• **Exercise**
Below are some entries. Copy each line that holds the string "воздуха".

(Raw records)

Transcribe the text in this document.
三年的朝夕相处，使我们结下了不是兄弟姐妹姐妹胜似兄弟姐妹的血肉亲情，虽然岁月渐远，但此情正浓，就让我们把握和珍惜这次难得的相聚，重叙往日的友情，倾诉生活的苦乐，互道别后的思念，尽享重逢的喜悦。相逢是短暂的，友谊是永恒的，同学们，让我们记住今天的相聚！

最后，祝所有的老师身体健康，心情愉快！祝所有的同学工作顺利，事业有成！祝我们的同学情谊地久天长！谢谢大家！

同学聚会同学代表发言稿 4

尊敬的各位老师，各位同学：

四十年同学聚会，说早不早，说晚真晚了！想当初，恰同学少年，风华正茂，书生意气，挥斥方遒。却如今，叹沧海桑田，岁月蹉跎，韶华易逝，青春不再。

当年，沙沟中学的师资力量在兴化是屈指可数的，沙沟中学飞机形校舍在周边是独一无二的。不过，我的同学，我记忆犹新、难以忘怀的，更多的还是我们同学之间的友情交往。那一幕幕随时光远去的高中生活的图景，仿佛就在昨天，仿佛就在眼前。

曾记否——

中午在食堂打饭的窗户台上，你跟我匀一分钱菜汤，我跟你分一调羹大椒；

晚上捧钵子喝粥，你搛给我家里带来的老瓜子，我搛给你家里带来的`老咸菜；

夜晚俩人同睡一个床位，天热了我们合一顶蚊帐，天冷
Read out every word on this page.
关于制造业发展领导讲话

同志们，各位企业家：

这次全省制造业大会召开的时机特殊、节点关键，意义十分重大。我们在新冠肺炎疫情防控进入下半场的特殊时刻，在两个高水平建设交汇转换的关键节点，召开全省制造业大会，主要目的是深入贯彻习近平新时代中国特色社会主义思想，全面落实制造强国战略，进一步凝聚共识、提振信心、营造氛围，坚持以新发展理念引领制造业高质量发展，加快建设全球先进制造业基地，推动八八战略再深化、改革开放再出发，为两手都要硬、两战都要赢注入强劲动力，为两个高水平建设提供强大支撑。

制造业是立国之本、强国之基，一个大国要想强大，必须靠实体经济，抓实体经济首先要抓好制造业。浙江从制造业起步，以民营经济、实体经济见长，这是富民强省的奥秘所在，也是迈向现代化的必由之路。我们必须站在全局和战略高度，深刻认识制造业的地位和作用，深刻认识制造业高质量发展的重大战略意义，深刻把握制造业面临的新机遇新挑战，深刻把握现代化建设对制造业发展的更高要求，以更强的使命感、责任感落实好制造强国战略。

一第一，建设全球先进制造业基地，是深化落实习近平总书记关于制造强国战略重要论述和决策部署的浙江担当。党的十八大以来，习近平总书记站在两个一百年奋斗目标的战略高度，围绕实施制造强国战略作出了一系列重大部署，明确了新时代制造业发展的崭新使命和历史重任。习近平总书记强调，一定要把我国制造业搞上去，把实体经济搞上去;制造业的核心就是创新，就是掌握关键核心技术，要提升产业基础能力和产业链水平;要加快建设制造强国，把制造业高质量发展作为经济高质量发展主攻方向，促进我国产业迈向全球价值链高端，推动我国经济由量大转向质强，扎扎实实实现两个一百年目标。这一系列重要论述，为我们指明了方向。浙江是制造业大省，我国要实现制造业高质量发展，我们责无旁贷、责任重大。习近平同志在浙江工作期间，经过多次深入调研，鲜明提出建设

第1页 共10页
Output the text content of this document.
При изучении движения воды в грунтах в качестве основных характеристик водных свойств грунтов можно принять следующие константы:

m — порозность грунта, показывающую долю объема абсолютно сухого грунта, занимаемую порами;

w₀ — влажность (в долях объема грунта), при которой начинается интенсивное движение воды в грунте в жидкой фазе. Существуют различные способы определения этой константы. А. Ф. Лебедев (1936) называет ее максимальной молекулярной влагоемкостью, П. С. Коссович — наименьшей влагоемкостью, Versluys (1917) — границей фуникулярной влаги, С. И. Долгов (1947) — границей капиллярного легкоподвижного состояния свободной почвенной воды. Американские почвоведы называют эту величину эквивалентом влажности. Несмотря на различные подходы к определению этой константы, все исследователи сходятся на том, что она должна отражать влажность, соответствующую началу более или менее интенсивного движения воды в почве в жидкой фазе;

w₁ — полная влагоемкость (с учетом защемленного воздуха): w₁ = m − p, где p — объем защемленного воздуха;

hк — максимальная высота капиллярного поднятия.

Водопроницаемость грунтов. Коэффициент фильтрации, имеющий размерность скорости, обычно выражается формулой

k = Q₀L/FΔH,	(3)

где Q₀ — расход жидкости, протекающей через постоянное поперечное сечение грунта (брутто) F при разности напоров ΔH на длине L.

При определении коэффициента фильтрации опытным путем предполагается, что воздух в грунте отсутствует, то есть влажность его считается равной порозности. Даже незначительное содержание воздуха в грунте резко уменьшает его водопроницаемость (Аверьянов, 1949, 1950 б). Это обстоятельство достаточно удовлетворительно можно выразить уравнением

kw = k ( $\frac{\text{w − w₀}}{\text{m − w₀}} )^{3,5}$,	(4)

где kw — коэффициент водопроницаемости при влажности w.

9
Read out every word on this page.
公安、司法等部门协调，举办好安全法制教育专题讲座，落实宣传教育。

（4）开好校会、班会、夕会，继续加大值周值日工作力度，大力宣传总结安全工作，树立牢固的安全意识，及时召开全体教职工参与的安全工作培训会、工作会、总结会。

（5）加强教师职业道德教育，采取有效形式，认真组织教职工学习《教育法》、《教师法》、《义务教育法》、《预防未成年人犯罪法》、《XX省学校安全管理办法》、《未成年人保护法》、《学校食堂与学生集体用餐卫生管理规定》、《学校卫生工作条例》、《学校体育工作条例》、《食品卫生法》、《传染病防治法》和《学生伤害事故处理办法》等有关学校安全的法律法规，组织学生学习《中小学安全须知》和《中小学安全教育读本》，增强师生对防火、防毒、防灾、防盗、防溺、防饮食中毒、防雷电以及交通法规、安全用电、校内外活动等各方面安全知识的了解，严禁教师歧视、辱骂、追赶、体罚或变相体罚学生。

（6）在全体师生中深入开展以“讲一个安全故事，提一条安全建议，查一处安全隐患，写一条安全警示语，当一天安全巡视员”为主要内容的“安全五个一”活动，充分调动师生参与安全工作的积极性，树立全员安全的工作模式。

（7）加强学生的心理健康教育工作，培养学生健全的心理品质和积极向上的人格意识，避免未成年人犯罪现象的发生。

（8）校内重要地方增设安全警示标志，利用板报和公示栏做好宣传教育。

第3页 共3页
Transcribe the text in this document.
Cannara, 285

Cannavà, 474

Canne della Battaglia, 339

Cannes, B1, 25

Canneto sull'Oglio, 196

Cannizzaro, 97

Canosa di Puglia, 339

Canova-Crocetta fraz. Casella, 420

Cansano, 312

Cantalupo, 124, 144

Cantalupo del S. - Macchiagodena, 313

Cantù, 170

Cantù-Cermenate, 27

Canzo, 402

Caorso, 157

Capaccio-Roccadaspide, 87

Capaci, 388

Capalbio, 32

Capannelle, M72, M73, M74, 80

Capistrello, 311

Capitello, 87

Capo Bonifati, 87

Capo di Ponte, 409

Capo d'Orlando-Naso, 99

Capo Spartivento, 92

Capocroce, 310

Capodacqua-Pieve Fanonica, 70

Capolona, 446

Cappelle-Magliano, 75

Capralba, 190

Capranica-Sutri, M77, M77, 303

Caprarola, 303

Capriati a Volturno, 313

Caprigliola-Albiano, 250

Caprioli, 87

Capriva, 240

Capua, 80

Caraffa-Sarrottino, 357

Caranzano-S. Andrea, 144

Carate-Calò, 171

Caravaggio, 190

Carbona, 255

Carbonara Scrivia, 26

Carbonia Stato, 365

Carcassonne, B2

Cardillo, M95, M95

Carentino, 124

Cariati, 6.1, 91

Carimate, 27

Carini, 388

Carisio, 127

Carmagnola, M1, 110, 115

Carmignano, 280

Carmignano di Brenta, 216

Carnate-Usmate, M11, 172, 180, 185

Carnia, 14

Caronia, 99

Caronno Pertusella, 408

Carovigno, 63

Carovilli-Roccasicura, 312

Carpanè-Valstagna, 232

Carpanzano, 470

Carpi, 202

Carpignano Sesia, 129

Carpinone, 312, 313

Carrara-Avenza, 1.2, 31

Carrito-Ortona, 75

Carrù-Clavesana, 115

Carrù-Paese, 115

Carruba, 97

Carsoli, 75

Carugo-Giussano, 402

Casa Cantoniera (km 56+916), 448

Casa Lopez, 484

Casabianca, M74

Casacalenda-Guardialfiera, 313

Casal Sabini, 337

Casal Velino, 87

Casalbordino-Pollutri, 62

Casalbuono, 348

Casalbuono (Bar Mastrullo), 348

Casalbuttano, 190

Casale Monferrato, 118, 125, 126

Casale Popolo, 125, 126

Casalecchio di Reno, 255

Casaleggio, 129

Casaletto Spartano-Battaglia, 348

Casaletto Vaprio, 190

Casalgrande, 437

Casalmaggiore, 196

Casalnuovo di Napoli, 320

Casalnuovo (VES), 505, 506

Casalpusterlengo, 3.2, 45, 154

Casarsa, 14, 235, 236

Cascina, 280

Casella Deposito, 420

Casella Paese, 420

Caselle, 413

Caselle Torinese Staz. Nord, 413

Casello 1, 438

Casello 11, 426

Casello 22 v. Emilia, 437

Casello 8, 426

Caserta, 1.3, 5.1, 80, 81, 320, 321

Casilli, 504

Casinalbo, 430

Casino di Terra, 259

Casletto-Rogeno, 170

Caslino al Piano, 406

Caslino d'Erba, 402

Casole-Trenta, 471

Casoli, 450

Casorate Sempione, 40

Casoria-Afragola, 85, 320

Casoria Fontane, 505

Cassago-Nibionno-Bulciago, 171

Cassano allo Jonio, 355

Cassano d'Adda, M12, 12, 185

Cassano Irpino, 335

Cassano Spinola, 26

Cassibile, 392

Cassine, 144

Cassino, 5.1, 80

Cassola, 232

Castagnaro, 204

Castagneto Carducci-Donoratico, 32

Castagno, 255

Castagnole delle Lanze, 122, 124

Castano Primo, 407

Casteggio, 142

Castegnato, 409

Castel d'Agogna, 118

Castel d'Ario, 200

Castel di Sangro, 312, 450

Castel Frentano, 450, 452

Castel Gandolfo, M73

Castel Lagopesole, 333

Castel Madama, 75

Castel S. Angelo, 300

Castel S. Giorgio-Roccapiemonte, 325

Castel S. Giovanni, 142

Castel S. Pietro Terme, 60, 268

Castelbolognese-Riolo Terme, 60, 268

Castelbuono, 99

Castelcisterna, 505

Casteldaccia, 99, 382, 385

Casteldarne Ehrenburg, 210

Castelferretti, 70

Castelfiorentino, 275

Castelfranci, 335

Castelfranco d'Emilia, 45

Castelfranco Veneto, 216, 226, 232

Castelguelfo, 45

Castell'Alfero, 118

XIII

• **The reply**
w₁ — полная влагоемкость (с учетом защемленного воздуха): w₁ = m − p, где p — объем защемленного воздуха;
При определении коэффициента фильтрации опытным путем предполагается, что воздух в грунте отсутствует, то есть влажность его считается равной порозности. Даже незначительное содержание воздуха в грунте резко уменьшает его водопроницаемость (Аверьянов, 1949, 1950 б). Это обстоятельство достаточно удовлетворительно можно выразить уравнением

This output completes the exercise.